**TO DO:** Reproduce every line of the records below, unchanged.

(Layout element entries)

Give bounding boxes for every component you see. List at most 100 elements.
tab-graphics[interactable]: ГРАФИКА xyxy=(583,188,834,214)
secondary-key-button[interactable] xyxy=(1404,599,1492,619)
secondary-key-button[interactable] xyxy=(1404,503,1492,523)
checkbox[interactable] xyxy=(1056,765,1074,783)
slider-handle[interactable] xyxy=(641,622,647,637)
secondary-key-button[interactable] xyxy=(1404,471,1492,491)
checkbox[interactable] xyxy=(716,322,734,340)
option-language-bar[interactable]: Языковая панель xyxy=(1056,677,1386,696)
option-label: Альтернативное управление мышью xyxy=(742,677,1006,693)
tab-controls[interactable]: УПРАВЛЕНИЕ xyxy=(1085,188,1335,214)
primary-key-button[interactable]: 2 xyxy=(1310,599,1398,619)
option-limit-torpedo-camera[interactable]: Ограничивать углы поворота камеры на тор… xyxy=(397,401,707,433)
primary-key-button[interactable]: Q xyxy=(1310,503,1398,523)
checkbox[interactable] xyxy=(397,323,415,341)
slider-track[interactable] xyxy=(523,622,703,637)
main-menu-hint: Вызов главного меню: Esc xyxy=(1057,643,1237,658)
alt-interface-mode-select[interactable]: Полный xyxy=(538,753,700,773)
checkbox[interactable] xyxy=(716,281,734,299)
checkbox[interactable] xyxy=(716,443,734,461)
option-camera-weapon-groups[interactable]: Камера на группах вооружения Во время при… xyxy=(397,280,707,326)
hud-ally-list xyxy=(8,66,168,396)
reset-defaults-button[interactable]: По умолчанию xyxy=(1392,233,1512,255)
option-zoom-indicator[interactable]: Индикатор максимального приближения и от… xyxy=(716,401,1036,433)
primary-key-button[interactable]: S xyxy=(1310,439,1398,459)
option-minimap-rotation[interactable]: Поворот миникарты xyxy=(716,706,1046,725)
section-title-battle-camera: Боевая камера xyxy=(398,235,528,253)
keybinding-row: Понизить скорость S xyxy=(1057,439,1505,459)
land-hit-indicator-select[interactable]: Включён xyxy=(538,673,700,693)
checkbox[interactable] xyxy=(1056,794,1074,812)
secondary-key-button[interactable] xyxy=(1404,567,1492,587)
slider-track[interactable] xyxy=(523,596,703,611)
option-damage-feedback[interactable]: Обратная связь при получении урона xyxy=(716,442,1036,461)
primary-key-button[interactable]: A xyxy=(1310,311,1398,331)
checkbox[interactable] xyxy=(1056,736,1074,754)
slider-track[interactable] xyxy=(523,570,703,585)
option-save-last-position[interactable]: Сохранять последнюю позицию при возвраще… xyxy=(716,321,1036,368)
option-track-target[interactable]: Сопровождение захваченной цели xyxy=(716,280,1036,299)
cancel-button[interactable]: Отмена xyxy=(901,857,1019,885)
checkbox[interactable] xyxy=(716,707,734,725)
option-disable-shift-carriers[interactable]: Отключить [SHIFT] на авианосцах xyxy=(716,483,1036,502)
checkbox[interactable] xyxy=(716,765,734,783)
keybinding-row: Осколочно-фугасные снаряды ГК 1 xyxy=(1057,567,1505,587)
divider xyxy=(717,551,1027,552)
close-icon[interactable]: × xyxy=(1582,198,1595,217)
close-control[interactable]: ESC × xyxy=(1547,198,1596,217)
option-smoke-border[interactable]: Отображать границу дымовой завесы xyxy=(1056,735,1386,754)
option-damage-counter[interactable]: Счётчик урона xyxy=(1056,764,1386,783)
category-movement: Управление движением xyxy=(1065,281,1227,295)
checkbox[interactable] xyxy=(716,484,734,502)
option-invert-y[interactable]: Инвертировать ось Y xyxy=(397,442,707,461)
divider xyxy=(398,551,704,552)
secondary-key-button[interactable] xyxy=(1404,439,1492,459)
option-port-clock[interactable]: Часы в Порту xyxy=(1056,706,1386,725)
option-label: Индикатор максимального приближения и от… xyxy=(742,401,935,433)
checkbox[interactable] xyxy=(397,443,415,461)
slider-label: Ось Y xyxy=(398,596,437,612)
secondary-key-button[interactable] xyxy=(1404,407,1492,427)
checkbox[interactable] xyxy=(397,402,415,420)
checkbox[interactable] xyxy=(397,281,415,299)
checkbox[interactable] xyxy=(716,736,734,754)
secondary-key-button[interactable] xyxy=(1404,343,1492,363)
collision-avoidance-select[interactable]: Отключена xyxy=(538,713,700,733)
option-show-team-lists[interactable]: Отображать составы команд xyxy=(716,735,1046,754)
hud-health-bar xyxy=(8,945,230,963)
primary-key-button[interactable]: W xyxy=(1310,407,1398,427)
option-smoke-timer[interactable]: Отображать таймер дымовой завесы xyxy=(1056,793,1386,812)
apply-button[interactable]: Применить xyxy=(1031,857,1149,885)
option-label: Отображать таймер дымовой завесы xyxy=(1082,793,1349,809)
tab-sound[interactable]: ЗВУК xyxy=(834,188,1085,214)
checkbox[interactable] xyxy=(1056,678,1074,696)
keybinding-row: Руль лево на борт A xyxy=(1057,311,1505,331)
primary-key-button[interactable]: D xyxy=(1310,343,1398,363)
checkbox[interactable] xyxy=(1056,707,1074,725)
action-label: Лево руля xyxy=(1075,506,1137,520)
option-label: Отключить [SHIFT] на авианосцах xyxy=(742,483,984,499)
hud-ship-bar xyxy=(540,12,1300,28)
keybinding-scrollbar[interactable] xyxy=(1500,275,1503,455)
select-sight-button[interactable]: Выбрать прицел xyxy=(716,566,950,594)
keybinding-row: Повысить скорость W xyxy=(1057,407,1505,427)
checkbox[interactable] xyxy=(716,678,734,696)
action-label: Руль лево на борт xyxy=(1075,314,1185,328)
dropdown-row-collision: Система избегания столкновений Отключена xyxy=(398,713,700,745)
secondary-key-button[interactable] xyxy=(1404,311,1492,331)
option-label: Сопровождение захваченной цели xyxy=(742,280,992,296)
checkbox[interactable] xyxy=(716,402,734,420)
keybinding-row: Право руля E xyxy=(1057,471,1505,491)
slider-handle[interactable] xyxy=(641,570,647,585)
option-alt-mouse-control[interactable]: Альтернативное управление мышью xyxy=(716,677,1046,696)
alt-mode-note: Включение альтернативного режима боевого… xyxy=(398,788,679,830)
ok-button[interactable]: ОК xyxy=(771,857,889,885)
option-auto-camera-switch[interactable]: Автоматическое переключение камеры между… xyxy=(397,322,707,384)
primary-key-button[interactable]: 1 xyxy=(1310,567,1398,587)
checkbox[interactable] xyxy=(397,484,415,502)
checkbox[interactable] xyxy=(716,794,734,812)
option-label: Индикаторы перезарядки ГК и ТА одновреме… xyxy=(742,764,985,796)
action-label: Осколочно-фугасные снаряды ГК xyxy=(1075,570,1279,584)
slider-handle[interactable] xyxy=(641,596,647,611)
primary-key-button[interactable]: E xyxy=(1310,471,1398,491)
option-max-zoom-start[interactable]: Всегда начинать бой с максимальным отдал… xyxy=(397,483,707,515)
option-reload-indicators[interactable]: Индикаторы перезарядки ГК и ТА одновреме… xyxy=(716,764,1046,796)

**WRITTEN REPLY:**
Give bounding boxes for every component you see. List at most 100 elements.
tab-graphics[interactable]: ГРАФИКА xyxy=(583,188,834,214)
secondary-key-button[interactable] xyxy=(1404,599,1492,619)
secondary-key-button[interactable] xyxy=(1404,503,1492,523)
checkbox[interactable] xyxy=(1056,765,1074,783)
slider-handle[interactable] xyxy=(641,622,647,637)
secondary-key-button[interactable] xyxy=(1404,471,1492,491)
checkbox[interactable] xyxy=(716,322,734,340)
option-language-bar[interactable]: Языковая панель xyxy=(1056,677,1386,696)
option-label: Альтернативное управление мышью xyxy=(742,677,1006,693)
tab-controls[interactable]: УПРАВЛЕНИЕ xyxy=(1085,188,1335,214)
primary-key-button[interactable]: 2 xyxy=(1310,599,1398,619)
option-limit-torpedo-camera[interactable]: Ограничивать углы поворота камеры на тор… xyxy=(397,401,707,433)
primary-key-button[interactable]: Q xyxy=(1310,503,1398,523)
checkbox[interactable] xyxy=(397,323,415,341)
slider-track[interactable] xyxy=(523,622,703,637)
main-menu-hint: Вызов главного меню: Esc xyxy=(1057,643,1237,658)
alt-interface-mode-select[interactable]: Полный xyxy=(538,753,700,773)
checkbox[interactable] xyxy=(716,281,734,299)
checkbox[interactable] xyxy=(716,443,734,461)
option-camera-weapon-groups[interactable]: Камера на группах вооружения Во время при… xyxy=(397,280,707,326)
hud-ally-list xyxy=(8,66,168,396)
reset-defaults-button[interactable]: По умолчанию xyxy=(1392,233,1512,255)
option-zoom-indicator[interactable]: Индикатор максимального приближения и от… xyxy=(716,401,1036,433)
primary-key-button[interactable]: S xyxy=(1310,439,1398,459)
option-minimap-rotation[interactable]: Поворот миникарты xyxy=(716,706,1046,725)
section-title-battle-camera: Боевая камера xyxy=(398,235,528,253)
keybinding-row: Понизить скорость S xyxy=(1057,439,1505,459)
land-hit-indicator-select[interactable]: Включён xyxy=(538,673,700,693)
checkbox[interactable] xyxy=(1056,794,1074,812)
secondary-key-button[interactable] xyxy=(1404,567,1492,587)
slider-track[interactable] xyxy=(523,596,703,611)
option-damage-feedback[interactable]: Обратная связь при получении урона xyxy=(716,442,1036,461)
primary-key-button[interactable]: A xyxy=(1310,311,1398,331)
checkbox[interactable] xyxy=(1056,736,1074,754)
slider-track[interactable] xyxy=(523,570,703,585)
option-save-last-position[interactable]: Сохранять последнюю позицию при возвраще… xyxy=(716,321,1036,368)
option-track-target[interactable]: Сопровождение захваченной цели xyxy=(716,280,1036,299)
cancel-button[interactable]: Отмена xyxy=(901,857,1019,885)
checkbox[interactable] xyxy=(716,707,734,725)
option-disable-shift-carriers[interactable]: Отключить [SHIFT] на авианосцах xyxy=(716,483,1036,502)
checkbox[interactable] xyxy=(716,765,734,783)
keybinding-row: Осколочно-фугасные снаряды ГК 1 xyxy=(1057,567,1505,587)
divider xyxy=(717,551,1027,552)
close-icon[interactable]: × xyxy=(1582,198,1595,217)
close-control[interactable]: ESC × xyxy=(1547,198,1596,217)
option-smoke-border[interactable]: Отображать границу дымовой завесы xyxy=(1056,735,1386,754)
option-damage-counter[interactable]: Счётчик урона xyxy=(1056,764,1386,783)
category-movement: Управление движением xyxy=(1065,281,1227,295)
checkbox[interactable] xyxy=(716,484,734,502)
option-invert-y[interactable]: Инвертировать ось Y xyxy=(397,442,707,461)
divider xyxy=(398,551,704,552)
secondary-key-button[interactable] xyxy=(1404,439,1492,459)
option-port-clock[interactable]: Часы в Порту xyxy=(1056,706,1386,725)
option-label: Индикатор максимального приближения и от… xyxy=(742,401,935,433)
checkbox[interactable] xyxy=(397,443,415,461)
slider-label: Ось Y xyxy=(398,596,437,612)
secondary-key-button[interactable] xyxy=(1404,407,1492,427)
checkbox[interactable] xyxy=(397,402,415,420)
checkbox[interactable] xyxy=(397,281,415,299)
checkbox[interactable] xyxy=(716,736,734,754)
secondary-key-button[interactable] xyxy=(1404,343,1492,363)
collision-avoidance-select[interactable]: Отключена xyxy=(538,713,700,733)
option-show-team-lists[interactable]: Отображать составы команд xyxy=(716,735,1046,754)
hud-health-bar xyxy=(8,945,230,963)
primary-key-button[interactable]: W xyxy=(1310,407,1398,427)
option-smoke-timer[interactable]: Отображать таймер дымовой завесы xyxy=(1056,793,1386,812)
apply-button[interactable]: Применить xyxy=(1031,857,1149,885)
option-label: Отображать таймер дымовой завесы xyxy=(1082,793,1349,809)
tab-sound[interactable]: ЗВУК xyxy=(834,188,1085,214)
checkbox[interactable] xyxy=(1056,678,1074,696)
keybinding-row: Руль лево на борт A xyxy=(1057,311,1505,331)
primary-key-button[interactable]: D xyxy=(1310,343,1398,363)
checkbox[interactable] xyxy=(1056,707,1074,725)
action-label: Лево руля xyxy=(1075,506,1137,520)
option-label: Отключить [SHIFT] на авианосцах xyxy=(742,483,984,499)
hud-ship-bar xyxy=(540,12,1300,28)
keybinding-scrollbar[interactable] xyxy=(1500,275,1503,455)
select-sight-button[interactable]: Выбрать прицел xyxy=(716,566,950,594)
keybinding-row: Повысить скорость W xyxy=(1057,407,1505,427)
checkbox[interactable] xyxy=(716,678,734,696)
action-label: Руль лево на борт xyxy=(1075,314,1185,328)
dropdown-row-collision: Система избегания столкновений Отключена xyxy=(398,713,700,745)
secondary-key-button[interactable] xyxy=(1404,311,1492,331)
option-label: Сопровождение захваченной цели xyxy=(742,280,992,296)
checkbox[interactable] xyxy=(716,402,734,420)
keybinding-row: Право руля E xyxy=(1057,471,1505,491)
slider-handle[interactable] xyxy=(641,570,647,585)
option-alt-mouse-control[interactable]: Альтернативное управление мышью xyxy=(716,677,1046,696)
alt-mode-note: Включение альтернативного режима боевого… xyxy=(398,788,679,830)
ok-button[interactable]: ОК xyxy=(771,857,889,885)
option-auto-camera-switch[interactable]: Автоматическое переключение камеры между… xyxy=(397,322,707,384)
primary-key-button[interactable]: 1 xyxy=(1310,567,1398,587)
checkbox[interactable] xyxy=(397,484,415,502)
checkbox[interactable] xyxy=(716,794,734,812)
option-label: Индикаторы перезарядки ГК и ТА одновреме… xyxy=(742,764,985,796)
action-label: Осколочно-фугасные снаряды ГК xyxy=(1075,570,1279,584)
slider-handle[interactable] xyxy=(641,596,647,611)
primary-key-button[interactable]: E xyxy=(1310,471,1398,491)
option-max-zoom-start[interactable]: Всегда начинать бой с максимальным отдал… xyxy=(397,483,707,515)
option-reload-indicators[interactable]: Индикаторы перезарядки ГК и ТА одновреме… xyxy=(716,764,1046,796)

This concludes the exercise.